### [STATED PROBLEM]
Repeat the records below exactly as they appear.
[DATA LISTING start]
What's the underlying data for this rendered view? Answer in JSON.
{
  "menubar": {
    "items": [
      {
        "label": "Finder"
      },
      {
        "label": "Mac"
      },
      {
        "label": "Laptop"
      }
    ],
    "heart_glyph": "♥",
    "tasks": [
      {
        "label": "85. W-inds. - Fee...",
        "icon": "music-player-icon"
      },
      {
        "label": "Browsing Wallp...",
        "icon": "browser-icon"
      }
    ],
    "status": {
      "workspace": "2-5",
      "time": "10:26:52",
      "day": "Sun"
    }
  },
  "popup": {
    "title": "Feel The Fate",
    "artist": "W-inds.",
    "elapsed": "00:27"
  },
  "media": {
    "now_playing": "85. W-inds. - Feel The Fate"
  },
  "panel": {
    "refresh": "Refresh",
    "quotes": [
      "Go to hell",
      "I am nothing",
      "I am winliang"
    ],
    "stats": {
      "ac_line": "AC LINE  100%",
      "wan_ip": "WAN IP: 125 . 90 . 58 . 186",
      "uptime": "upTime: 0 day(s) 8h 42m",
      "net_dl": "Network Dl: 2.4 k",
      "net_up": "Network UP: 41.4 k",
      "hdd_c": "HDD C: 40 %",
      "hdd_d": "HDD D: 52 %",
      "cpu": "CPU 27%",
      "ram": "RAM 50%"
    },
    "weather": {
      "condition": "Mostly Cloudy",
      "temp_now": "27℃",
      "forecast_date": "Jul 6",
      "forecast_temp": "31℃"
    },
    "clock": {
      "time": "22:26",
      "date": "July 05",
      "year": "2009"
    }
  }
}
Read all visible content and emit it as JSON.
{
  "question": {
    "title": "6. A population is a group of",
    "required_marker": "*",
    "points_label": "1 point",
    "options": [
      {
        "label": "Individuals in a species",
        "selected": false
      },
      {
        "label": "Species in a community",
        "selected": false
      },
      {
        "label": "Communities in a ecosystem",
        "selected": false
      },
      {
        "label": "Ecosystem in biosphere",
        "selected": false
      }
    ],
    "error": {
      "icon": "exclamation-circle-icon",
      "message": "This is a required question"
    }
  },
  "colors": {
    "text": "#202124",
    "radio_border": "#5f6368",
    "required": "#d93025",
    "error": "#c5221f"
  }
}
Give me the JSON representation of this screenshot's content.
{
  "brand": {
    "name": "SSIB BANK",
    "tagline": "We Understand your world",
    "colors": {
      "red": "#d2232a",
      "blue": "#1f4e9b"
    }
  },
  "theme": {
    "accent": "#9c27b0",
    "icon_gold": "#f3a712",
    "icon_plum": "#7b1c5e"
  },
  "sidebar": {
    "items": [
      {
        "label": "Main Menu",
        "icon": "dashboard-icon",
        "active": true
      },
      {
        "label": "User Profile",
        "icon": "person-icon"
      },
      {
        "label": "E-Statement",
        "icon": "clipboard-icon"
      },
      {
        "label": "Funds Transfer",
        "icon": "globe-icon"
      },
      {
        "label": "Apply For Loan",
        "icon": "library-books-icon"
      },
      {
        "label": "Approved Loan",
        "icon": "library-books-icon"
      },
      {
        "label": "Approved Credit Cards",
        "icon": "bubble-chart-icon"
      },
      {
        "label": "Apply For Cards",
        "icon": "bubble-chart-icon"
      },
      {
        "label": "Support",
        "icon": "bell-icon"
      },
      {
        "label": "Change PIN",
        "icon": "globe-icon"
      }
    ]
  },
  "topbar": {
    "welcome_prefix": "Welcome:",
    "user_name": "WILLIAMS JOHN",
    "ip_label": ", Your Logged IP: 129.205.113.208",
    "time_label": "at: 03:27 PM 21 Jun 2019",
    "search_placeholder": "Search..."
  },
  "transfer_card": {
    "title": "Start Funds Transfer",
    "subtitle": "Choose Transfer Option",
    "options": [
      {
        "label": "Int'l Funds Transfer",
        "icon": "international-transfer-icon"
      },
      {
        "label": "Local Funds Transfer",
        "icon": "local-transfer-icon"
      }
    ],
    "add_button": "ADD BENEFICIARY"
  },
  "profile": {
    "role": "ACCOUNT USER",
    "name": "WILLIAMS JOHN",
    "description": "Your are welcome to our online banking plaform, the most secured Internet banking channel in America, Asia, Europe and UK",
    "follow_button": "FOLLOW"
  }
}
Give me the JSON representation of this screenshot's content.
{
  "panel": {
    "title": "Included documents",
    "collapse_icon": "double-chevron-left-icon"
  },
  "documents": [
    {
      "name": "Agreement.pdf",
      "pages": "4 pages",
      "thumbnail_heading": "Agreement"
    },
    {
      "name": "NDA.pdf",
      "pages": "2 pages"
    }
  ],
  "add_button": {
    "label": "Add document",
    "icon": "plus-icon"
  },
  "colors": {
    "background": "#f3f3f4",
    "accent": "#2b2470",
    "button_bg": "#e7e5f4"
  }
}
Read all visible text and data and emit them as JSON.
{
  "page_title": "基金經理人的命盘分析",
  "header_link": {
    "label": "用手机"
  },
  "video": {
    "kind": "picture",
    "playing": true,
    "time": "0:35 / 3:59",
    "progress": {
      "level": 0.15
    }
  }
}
[DATA LISTING end]
### [FULL OUTPUT]
What's the underlying data for this rendered view? Answer in JSON.
{
  "menubar": {
    "items": [
      {
        "label": "Finder"
      },
      {
        "label": "Mac"
      },
      {
        "label": "Laptop"
      }
    ],
    "heart_glyph": "♥",
    "tasks": [
      {
        "label": "85. W-inds. - Fee...",
        "icon": "music-player-icon"
      },
      {
        "label": "Browsing Wallp...",
        "icon": "browser-icon"
      }
    ],
    "status": {
      "workspace": "2-5",
      "time": "10:26:52",
      "day": "Sun"
    }
  },
  "popup": {
    "title": "Feel The Fate",
    "artist": "W-inds.",
    "elapsed": "00:27"
  },
  "media": {
    "now_playing": "85. W-inds. - Feel The Fate"
  },
  "panel": {
    "refresh": "Refresh",
    "quotes": [
      "Go to hell",
      "I am nothing",
      "I am winliang"
    ],
    "stats": {
      "ac_line": "AC LINE  100%",
      "wan_ip": "WAN IP: 125 . 90 . 58 . 186",
      "uptime": "upTime: 0 day(s) 8h 42m",
      "net_dl": "Network Dl: 2.4 k",
      "net_up": "Network UP: 41.4 k",
      "hdd_c": "HDD C: 40 %",
      "hdd_d": "HDD D: 52 %",
      "cpu": "CPU 27%",
      "ram": "RAM 50%"
    },
    "weather": {
      "condition": "Mostly Cloudy",
      "temp_now": "27℃",
      "forecast_date": "Jul 6",
      "forecast_temp": "31℃"
    },
    "clock": {
      "time": "22:26",
      "date": "July 05",
      "year": "2009"
    }
  }
}
Read all visible content and emit it as JSON.
{
  "question": {
    "title": "6. A population is a group of",
    "required_marker": "*",
    "points_label": "1 point",
    "options": [
      {
        "label": "Individuals in a species",
        "selected": false
      },
      {
        "label": "Species in a community",
        "selected": false
      },
      {
        "label": "Communities in a ecosystem",
        "selected": false
      },
      {
        "label": "Ecosystem in biosphere",
        "selected": false
      }
    ],
    "error": {
      "icon": "exclamation-circle-icon",
      "message": "This is a required question"
    }
  },
  "colors": {
    "text": "#202124",
    "radio_border": "#5f6368",
    "required": "#d93025",
    "error": "#c5221f"
  }
}
Give me the JSON representation of this screenshot's content.
{
  "brand": {
    "name": "SSIB BANK",
    "tagline": "We Understand your world",
    "colors": {
      "red": "#d2232a",
      "blue": "#1f4e9b"
    }
  },
  "theme": {
    "accent": "#9c27b0",
    "icon_gold": "#f3a712",
    "icon_plum": "#7b1c5e"
  },
  "sidebar": {
    "items": [
      {
        "label": "Main Menu",
        "icon": "dashboard-icon",
        "active": true
      },
      {
        "label": "User Profile",
        "icon": "person-icon"
      },
      {
        "label": "E-Statement",
        "icon": "clipboard-icon"
      },
      {
        "label": "Funds Transfer",
        "icon": "globe-icon"
      },
      {
        "label": "Apply For Loan",
        "icon": "library-books-icon"
      },
      {
        "label": "Approved Loan",
        "icon": "library-books-icon"
      },
      {
        "label": "Approved Credit Cards",
        "icon": "bubble-chart-icon"
      },
      {
        "label": "Apply For Cards",
        "icon": "bubble-chart-icon"
      },
      {
        "label": "Support",
        "icon": "bell-icon"
      },
      {
        "label": "Change PIN",
        "icon": "globe-icon"
      }
    ]
  },
  "topbar": {
    "welcome_prefix": "Welcome:",
    "user_name": "WILLIAMS JOHN",
    "ip_label": ", Your Logged IP: 129.205.113.208",
    "time_label": "at: 03:27 PM 21 Jun 2019",
    "search_placeholder": "Search..."
  },
  "transfer_card": {
    "title": "Start Funds Transfer",
    "subtitle": "Choose Transfer Option",
    "options": [
      {
        "label": "Int'l Funds Transfer",
        "icon": "international-transfer-icon"
      },
      {
        "label": "Local Funds Transfer",
        "icon": "local-transfer-icon"
      }
    ],
    "add_button": "ADD BENEFICIARY"
  },
  "profile": {
    "role": "ACCOUNT USER",
    "name": "WILLIAMS JOHN",
    "description": "Your are welcome to our online banking plaform, the most secured Internet banking channel in America, Asia, Europe and UK",
    "follow_button": "FOLLOW"
  }
}
Give me the JSON representation of this screenshot's content.
{
  "panel": {
    "title": "Included documents",
    "collapse_icon": "double-chevron-left-icon"
  },
  "documents": [
    {
      "name": "Agreement.pdf",
      "pages": "4 pages",
      "thumbnail_heading": "Agreement"
    },
    {
      "name": "NDA.pdf",
      "pages": "2 pages"
    }
  ],
  "add_button": {
    "label": "Add document",
    "icon": "plus-icon"
  },
  "colors": {
    "background": "#f3f3f4",
    "accent": "#2b2470",
    "button_bg": "#e7e5f4"
  }
}
Read all visible text and data and emit them as JSON.
{
  "page_title": "基金經理人的命盘分析",
  "header_link": {
    "label": "用手机"
  },
  "video": {
    "kind": "picture",
    "playing": true,
    "time": "0:35 / 3:59",
    "progress": {
      "level": 0.15
    }
  }
}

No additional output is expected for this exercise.